• Supplied data:
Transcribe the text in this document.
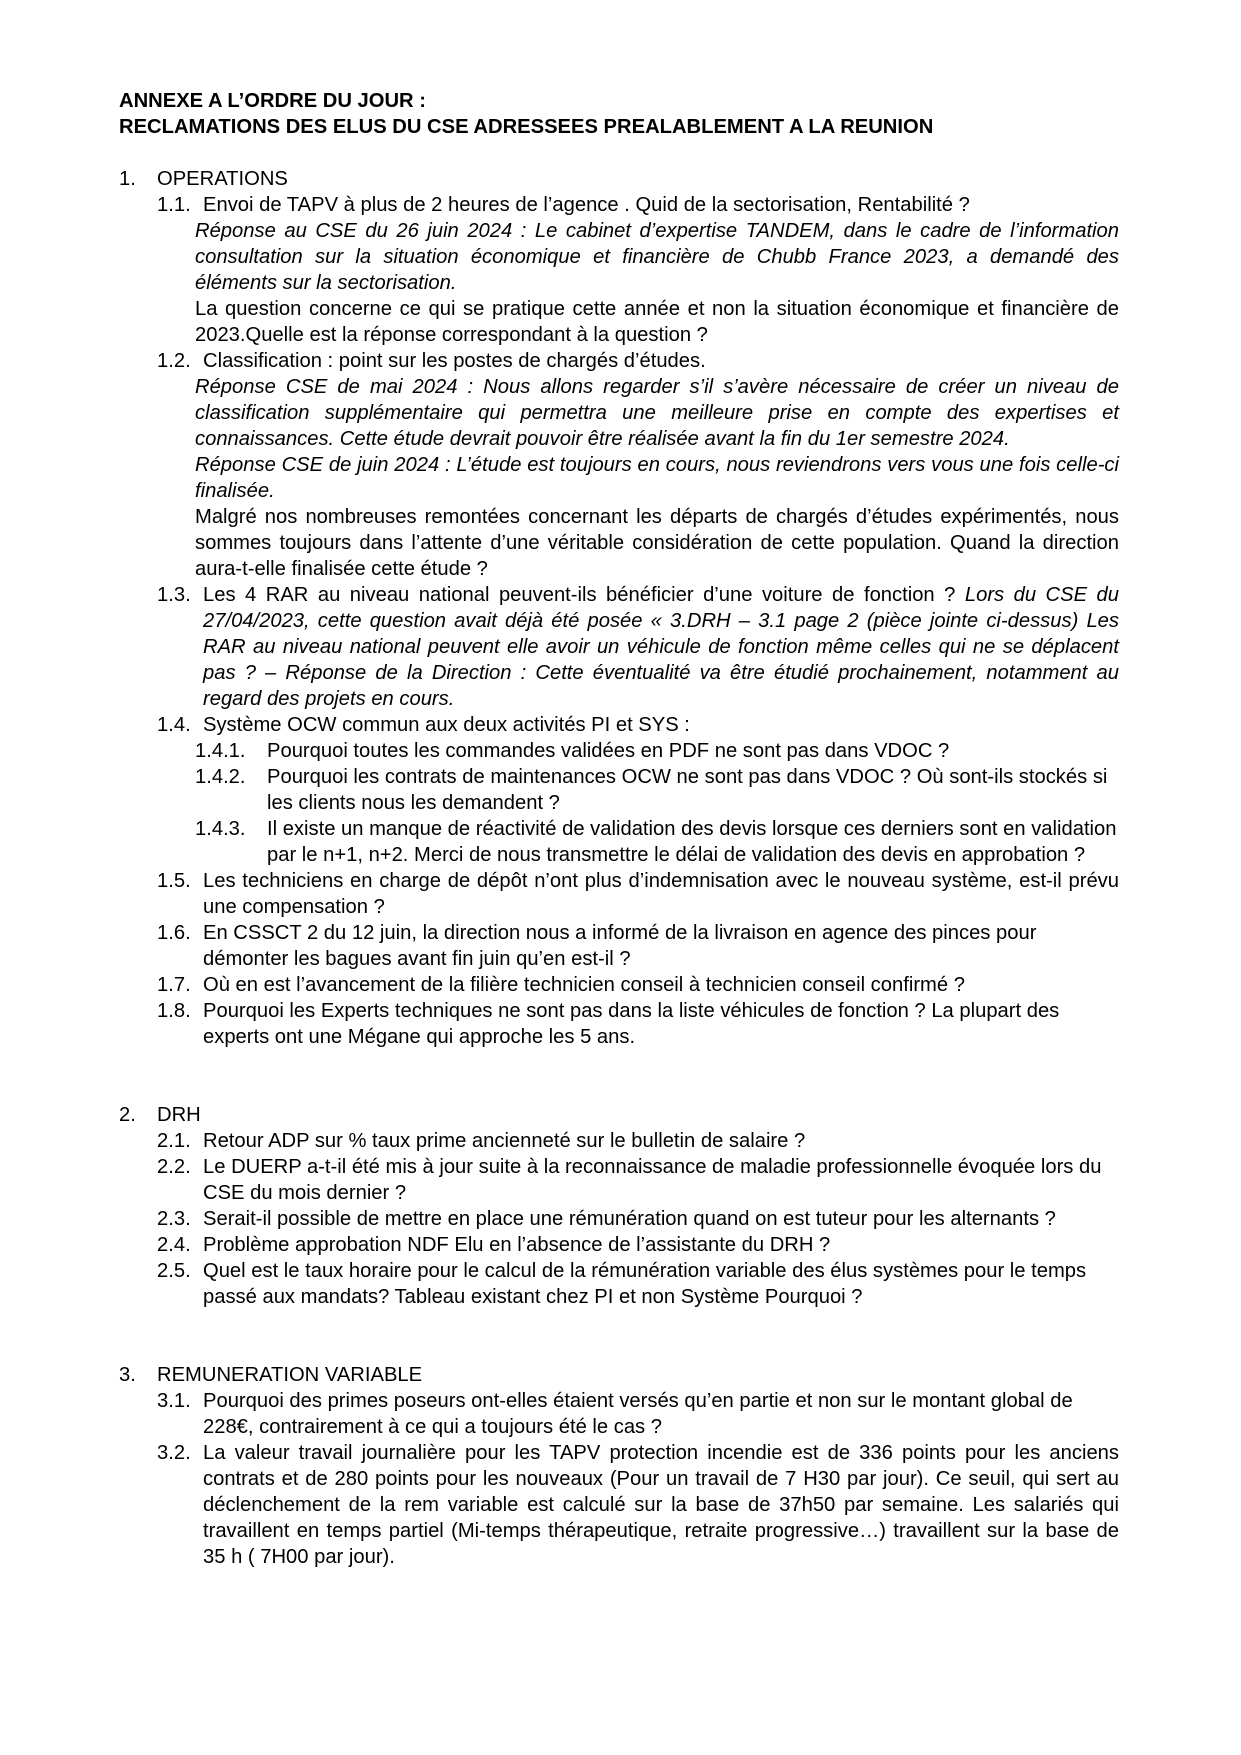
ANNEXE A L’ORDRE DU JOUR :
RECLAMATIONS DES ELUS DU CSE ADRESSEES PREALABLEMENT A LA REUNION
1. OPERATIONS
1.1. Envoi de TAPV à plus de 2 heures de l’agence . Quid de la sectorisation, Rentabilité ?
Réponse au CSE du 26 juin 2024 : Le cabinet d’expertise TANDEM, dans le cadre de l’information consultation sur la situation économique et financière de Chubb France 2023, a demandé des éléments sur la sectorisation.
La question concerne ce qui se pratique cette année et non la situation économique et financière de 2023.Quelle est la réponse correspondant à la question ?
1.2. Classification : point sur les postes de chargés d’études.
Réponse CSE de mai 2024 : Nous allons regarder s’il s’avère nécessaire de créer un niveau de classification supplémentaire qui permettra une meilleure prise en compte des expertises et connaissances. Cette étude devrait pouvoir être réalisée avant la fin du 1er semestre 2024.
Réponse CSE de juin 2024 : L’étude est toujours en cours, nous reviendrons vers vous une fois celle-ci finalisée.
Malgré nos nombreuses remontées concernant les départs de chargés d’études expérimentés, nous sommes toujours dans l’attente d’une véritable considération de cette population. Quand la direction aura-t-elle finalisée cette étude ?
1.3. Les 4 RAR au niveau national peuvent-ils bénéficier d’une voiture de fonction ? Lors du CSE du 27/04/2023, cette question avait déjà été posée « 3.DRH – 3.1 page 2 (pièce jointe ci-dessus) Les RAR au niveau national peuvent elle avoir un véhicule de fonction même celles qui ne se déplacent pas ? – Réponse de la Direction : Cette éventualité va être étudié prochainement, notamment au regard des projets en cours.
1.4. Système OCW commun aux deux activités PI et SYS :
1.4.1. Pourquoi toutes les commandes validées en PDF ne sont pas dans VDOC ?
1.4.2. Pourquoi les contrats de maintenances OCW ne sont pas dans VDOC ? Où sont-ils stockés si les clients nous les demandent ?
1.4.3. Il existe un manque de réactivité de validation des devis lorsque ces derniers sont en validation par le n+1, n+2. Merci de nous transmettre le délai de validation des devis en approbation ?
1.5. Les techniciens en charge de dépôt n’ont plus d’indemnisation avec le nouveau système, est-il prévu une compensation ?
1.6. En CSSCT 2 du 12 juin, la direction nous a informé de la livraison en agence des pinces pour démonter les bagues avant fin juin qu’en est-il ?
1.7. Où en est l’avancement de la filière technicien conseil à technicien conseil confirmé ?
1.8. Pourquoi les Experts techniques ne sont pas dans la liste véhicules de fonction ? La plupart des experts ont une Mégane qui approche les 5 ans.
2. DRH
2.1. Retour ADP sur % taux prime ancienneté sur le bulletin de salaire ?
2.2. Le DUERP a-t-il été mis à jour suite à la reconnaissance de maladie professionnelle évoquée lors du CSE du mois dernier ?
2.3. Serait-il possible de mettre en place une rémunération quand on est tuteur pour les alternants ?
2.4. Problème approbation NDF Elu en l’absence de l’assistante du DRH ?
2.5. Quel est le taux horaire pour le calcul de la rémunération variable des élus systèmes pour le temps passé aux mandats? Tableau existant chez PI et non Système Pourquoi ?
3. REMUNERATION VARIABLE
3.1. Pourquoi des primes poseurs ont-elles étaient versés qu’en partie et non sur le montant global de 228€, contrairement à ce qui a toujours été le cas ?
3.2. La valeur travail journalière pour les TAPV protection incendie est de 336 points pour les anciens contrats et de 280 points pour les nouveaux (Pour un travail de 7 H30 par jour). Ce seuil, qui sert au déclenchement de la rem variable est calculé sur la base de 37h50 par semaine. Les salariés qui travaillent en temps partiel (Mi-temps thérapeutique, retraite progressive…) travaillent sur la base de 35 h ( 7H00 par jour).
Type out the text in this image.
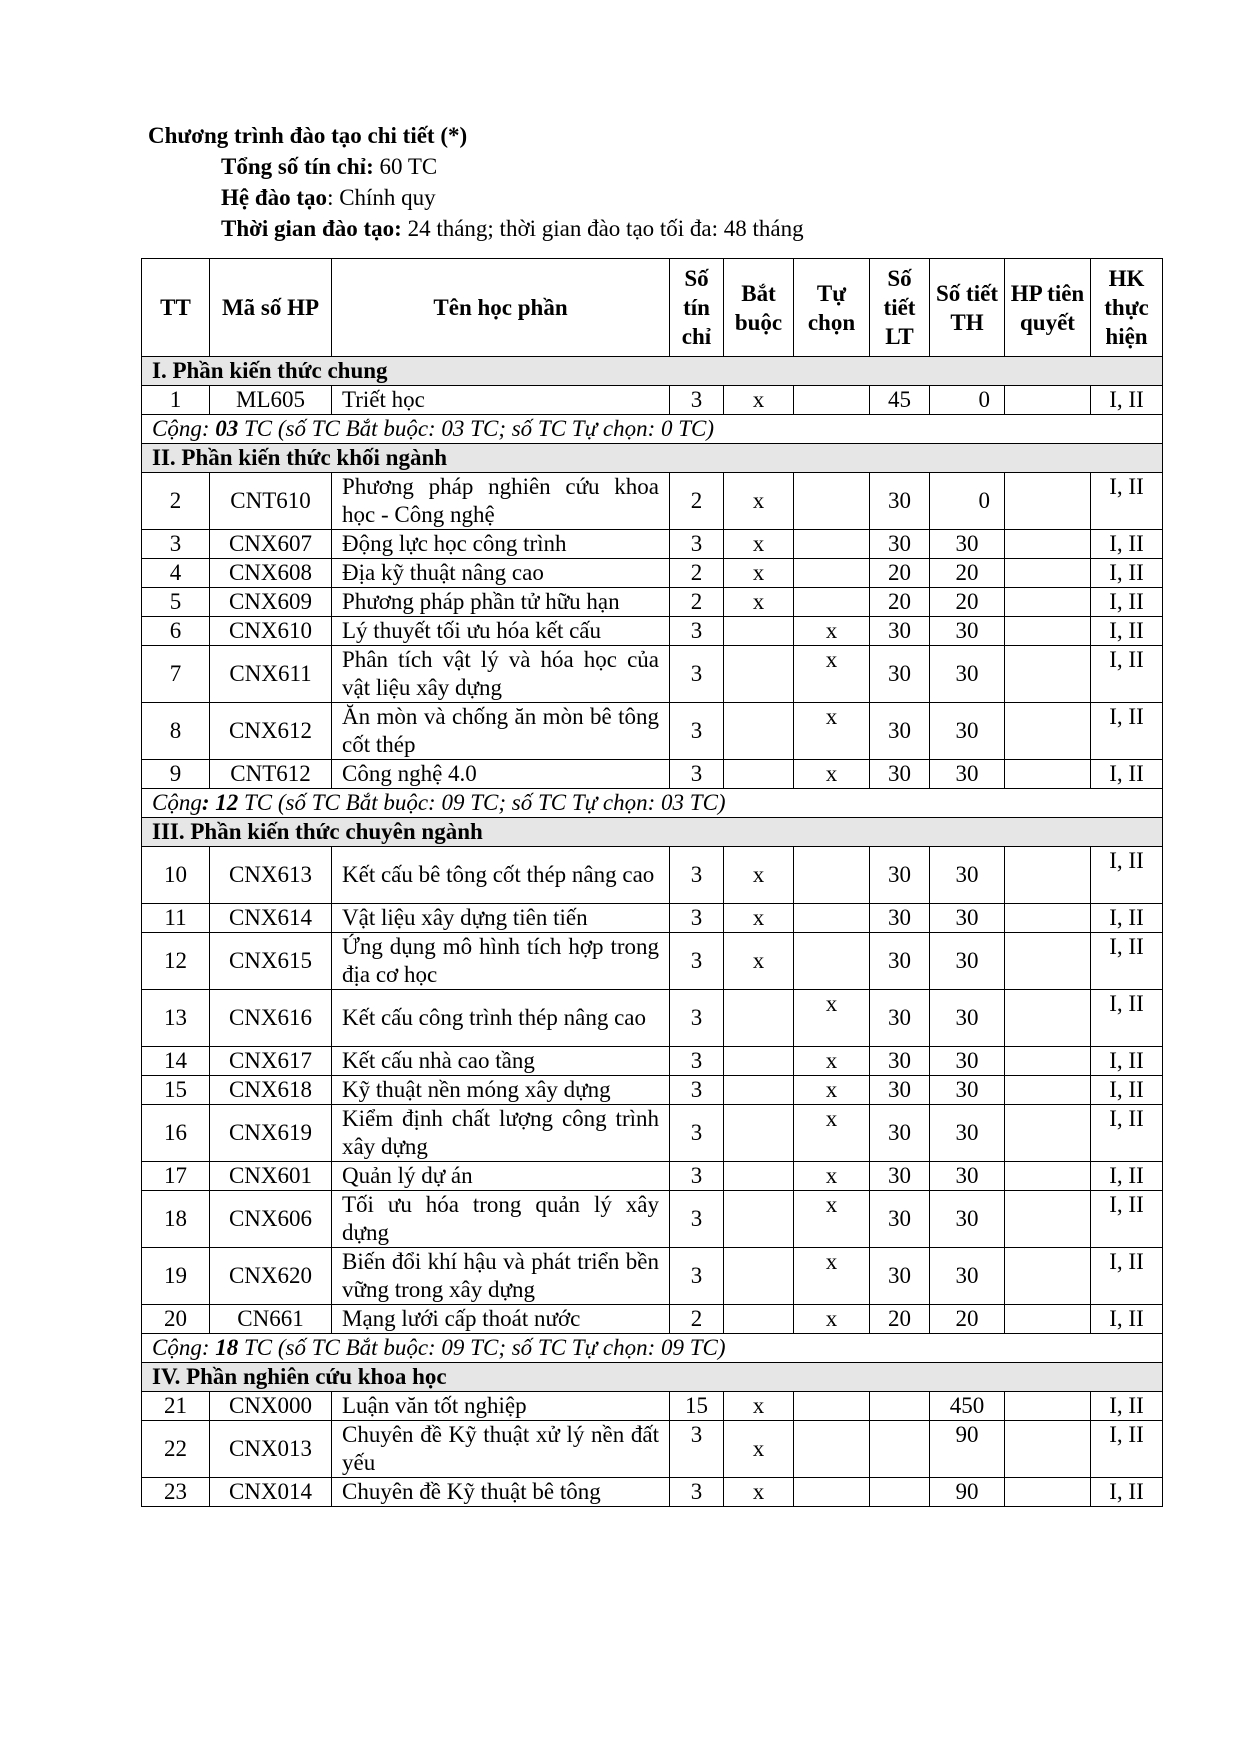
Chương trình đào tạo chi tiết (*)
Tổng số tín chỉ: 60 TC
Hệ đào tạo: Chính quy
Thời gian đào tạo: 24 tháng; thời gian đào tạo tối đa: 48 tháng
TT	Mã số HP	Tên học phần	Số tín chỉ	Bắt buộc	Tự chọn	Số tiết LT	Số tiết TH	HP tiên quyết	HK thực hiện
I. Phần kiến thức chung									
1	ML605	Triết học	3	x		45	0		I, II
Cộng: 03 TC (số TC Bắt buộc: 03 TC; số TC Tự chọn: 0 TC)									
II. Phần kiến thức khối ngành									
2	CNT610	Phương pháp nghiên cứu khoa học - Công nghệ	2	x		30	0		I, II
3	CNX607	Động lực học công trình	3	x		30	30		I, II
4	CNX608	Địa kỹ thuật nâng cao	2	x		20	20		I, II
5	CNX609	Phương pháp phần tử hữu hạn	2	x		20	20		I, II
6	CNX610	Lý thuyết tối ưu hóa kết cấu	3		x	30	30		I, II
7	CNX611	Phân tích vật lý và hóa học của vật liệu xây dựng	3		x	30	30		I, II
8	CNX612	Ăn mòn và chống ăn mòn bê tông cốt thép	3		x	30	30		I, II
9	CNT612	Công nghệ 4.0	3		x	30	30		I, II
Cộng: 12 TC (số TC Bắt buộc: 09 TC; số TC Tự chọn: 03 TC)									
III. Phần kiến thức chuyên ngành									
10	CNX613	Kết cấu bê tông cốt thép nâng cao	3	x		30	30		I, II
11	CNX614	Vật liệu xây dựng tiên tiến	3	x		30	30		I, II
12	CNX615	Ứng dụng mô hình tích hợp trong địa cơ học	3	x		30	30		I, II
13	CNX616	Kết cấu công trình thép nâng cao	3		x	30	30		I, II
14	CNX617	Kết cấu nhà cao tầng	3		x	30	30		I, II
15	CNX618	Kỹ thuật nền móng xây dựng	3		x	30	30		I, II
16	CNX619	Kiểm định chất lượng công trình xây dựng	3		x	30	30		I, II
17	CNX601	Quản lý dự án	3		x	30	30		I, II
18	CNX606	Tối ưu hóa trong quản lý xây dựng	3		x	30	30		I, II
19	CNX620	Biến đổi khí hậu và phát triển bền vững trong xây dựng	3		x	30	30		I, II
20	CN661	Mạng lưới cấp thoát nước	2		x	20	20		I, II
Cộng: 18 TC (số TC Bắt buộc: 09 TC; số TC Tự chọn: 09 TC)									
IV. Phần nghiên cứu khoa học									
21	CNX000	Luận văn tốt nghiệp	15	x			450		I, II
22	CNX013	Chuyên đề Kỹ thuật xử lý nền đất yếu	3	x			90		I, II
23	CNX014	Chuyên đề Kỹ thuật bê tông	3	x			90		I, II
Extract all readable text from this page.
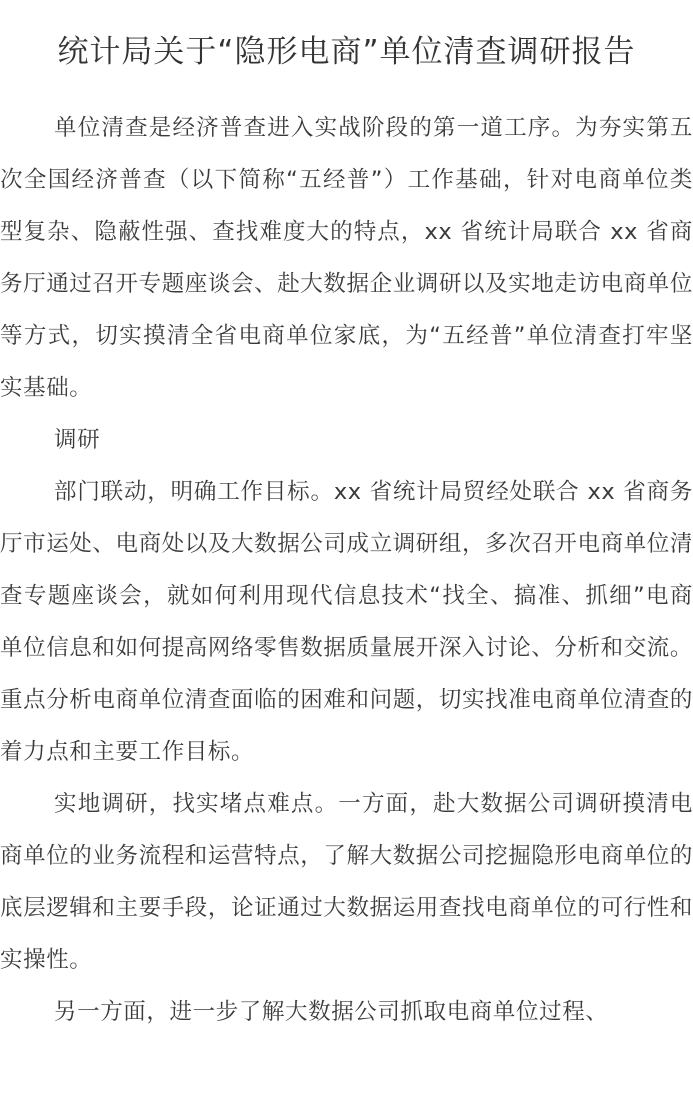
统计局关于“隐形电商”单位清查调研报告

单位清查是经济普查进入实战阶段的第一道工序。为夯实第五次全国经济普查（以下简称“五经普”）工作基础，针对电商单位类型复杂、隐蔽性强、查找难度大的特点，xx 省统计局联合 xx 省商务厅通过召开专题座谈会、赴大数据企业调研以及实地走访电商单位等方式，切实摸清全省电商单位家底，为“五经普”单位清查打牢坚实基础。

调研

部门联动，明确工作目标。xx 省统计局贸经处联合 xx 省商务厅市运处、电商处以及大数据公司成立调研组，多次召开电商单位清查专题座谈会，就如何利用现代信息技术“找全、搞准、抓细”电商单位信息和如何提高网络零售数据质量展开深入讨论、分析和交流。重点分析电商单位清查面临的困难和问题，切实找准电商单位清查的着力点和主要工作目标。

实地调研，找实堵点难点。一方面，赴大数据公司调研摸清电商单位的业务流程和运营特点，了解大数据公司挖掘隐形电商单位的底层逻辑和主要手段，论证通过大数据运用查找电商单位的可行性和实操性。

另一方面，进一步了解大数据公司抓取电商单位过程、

• Requirement: Leave the pictures out. Extract exactly the lines running from the one with "Extract all readable text from this page." through the last entry, both ends included.

• Task solution:
Extract all readable text from this page.
统计局关于“隐形电商”单位清查调研报告

单位清查是经济普查进入实战阶段的第一道工序。为夯实第五次全国经济普查（以下简称“五经普”）工作基础，针对电商单位类型复杂、隐蔽性强、查找难度大的特点，xx 省统计局联合 xx 省商务厅通过召开专题座谈会、赴大数据企业调研以及实地走访电商单位等方式，切实摸清全省电商单位家底，为“五经普”单位清查打牢坚实基础。

调研

部门联动，明确工作目标。xx 省统计局贸经处联合 xx 省商务厅市运处、电商处以及大数据公司成立调研组，多次召开电商单位清查专题座谈会，就如何利用现代信息技术“找全、搞准、抓细”电商单位信息和如何提高网络零售数据质量展开深入讨论、分析和交流。重点分析电商单位清查面临的困难和问题，切实找准电商单位清查的着力点和主要工作目标。

实地调研，找实堵点难点。一方面，赴大数据公司调研摸清电商单位的业务流程和运营特点，了解大数据公司挖掘隐形电商单位的底层逻辑和主要手段，论证通过大数据运用查找电商单位的可行性和实操性。

另一方面，进一步了解大数据公司抓取电商单位过程、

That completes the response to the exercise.